## PROMPT
Scan the records below. List lines holding "nDESTINATION".

[Chart and figure data]
▬▬▬▬▬▬▬▬▬▬
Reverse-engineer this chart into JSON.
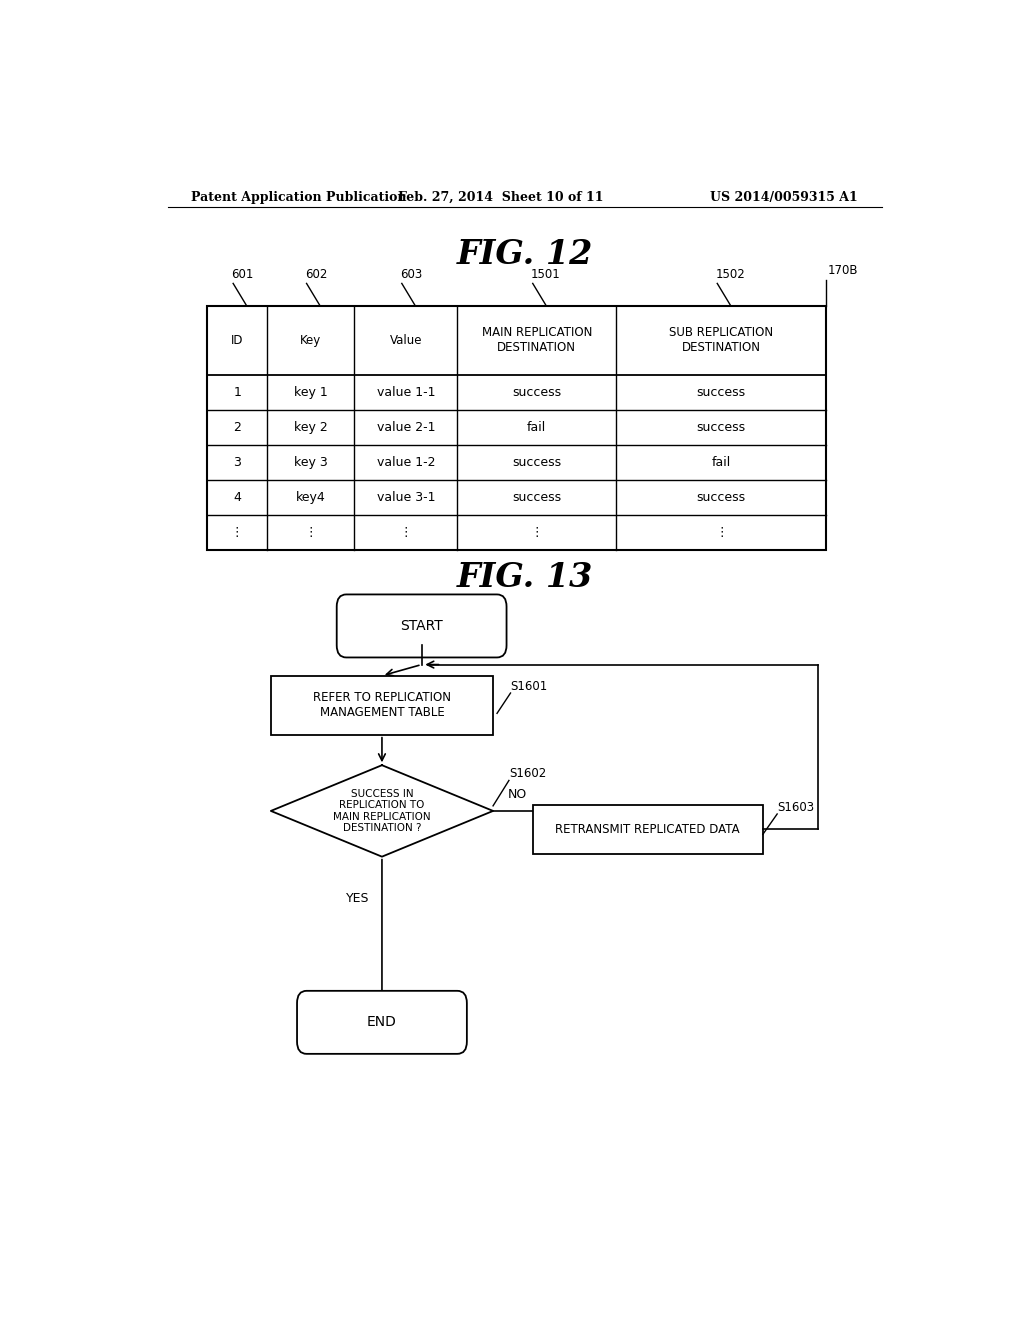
{
  "bg_color": "#ffffff",
  "header_left": "Patent Application Publication",
  "header_mid": "Feb. 27, 2014  Sheet 10 of 11",
  "header_right": "US 2014/0059315 A1",
  "fig12_title": "FIG. 12",
  "fig13_title": "FIG. 13",
  "table": {
    "col_labels": [
      "ID",
      "Key",
      "Value",
      "MAIN REPLICATION\nDESTINATION",
      "SUB REPLICATION\nDESTINATION"
    ],
    "col_refs": [
      "601",
      "602",
      "603",
      "1501",
      "1502"
    ],
    "table_ref": "170B",
    "rows": [
      [
        "1",
        "key 1",
        "value 1-1",
        "success",
        "success"
      ],
      [
        "2",
        "key 2",
        "value 2-1",
        "fail",
        "success"
      ],
      [
        "3",
        "key 3",
        "value 1-2",
        "success",
        "fail"
      ],
      [
        "4",
        "key4",
        "value 3-1",
        "success",
        "success"
      ],
      [
        "⋮",
        "⋮",
        "⋮",
        "⋮",
        "⋮"
      ]
    ]
  }
}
▬▬▬▬▬▬▬▬▬▬
## WRITTEN RESPONSE
      "MAIN REPLICATION\nDESTINATION",
      "SUB REPLICATION\nDESTINATION"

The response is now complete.